** start **

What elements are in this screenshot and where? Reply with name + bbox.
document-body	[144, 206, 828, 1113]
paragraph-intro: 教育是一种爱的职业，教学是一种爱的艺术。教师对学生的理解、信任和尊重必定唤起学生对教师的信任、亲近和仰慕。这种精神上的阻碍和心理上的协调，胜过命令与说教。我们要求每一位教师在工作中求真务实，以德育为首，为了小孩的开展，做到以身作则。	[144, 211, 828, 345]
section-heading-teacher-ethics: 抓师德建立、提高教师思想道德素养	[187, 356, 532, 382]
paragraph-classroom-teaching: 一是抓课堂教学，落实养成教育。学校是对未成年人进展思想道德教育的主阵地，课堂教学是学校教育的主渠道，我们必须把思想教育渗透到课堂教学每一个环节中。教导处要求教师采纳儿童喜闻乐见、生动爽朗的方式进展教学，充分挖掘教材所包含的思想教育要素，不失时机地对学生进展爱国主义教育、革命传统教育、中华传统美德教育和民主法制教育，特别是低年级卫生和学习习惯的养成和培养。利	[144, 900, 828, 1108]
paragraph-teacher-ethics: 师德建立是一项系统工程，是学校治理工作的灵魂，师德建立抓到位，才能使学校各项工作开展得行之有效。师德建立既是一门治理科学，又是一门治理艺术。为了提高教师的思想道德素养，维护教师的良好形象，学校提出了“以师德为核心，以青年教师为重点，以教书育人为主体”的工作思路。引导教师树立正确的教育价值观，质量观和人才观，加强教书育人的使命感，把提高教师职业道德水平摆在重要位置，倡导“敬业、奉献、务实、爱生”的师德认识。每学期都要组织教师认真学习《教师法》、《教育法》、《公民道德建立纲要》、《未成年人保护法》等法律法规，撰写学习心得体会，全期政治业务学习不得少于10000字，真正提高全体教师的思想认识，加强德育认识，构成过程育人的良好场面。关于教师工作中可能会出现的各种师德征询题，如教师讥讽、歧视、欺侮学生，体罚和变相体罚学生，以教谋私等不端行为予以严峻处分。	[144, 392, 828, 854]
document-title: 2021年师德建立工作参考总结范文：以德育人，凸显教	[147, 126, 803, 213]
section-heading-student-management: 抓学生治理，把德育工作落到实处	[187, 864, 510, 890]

** end **
** start **

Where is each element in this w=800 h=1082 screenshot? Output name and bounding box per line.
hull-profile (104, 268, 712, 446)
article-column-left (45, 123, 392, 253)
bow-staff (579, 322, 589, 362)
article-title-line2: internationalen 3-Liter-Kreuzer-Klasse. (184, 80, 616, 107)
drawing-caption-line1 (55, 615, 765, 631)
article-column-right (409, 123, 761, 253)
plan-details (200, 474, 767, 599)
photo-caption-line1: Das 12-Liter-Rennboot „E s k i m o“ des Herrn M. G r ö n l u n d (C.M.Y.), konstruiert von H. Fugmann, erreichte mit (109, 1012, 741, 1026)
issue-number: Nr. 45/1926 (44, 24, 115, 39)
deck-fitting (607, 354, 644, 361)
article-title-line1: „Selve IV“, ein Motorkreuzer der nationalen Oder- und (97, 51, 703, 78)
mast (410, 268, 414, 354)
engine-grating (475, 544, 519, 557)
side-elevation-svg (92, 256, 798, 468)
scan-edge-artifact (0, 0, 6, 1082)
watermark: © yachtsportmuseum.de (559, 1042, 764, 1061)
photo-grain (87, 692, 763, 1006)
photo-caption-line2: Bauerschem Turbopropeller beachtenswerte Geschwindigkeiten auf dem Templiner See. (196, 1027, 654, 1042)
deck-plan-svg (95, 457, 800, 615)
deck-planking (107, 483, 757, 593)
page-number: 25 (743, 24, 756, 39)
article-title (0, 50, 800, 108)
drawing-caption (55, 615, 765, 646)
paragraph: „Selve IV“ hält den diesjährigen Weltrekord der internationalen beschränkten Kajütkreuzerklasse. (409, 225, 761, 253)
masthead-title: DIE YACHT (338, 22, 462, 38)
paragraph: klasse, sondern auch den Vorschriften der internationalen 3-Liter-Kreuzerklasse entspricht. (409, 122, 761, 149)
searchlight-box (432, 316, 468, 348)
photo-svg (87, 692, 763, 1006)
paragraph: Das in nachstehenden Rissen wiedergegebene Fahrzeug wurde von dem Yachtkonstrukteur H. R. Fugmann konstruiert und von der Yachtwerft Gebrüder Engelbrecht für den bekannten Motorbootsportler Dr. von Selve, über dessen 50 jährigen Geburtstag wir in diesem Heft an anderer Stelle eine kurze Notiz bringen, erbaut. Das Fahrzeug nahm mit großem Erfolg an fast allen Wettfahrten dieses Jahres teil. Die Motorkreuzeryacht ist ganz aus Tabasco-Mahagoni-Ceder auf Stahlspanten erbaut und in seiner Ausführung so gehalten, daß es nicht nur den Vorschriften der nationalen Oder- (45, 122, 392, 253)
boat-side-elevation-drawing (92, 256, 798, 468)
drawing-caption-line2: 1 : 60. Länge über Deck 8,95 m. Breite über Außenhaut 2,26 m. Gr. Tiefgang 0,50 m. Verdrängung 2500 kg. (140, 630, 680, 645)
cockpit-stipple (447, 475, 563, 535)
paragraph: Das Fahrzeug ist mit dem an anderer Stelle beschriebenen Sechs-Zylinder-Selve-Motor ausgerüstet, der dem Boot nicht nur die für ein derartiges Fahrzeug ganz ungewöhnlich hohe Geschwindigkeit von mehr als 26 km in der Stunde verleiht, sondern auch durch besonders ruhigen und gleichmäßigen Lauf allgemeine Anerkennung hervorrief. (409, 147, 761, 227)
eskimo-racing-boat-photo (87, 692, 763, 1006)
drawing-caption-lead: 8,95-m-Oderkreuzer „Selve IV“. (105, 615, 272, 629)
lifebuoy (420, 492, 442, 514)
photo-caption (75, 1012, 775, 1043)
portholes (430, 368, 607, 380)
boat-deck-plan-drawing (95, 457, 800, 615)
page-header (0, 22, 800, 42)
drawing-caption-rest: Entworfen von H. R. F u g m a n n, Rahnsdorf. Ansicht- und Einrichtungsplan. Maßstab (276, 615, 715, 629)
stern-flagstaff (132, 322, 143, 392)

** end **

• Problem details
Could you return everything in the records above from the line containing "Where is each" down to the line containing "deck-fitting (607, 354, 644, 361)", unchanged and with both of those lines included?

• Written answer
Where is each element in this w=800 h=1082 screenshot? Output name and bounding box per line.
hull-profile (104, 268, 712, 446)
article-column-left (45, 123, 392, 253)
bow-staff (579, 322, 589, 362)
article-title-line2: internationalen 3-Liter-Kreuzer-Klasse. (184, 80, 616, 107)
drawing-caption-line1 (55, 615, 765, 631)
article-column-right (409, 123, 761, 253)
plan-details (200, 474, 767, 599)
photo-caption-line1: Das 12-Liter-Rennboot „E s k i m o“ des Herrn M. G r ö n l u n d (C.M.Y.), konstruiert von H. Fugmann, erreichte mit (109, 1012, 741, 1026)
issue-number: Nr. 45/1926 (44, 24, 115, 39)
deck-fitting (607, 354, 644, 361)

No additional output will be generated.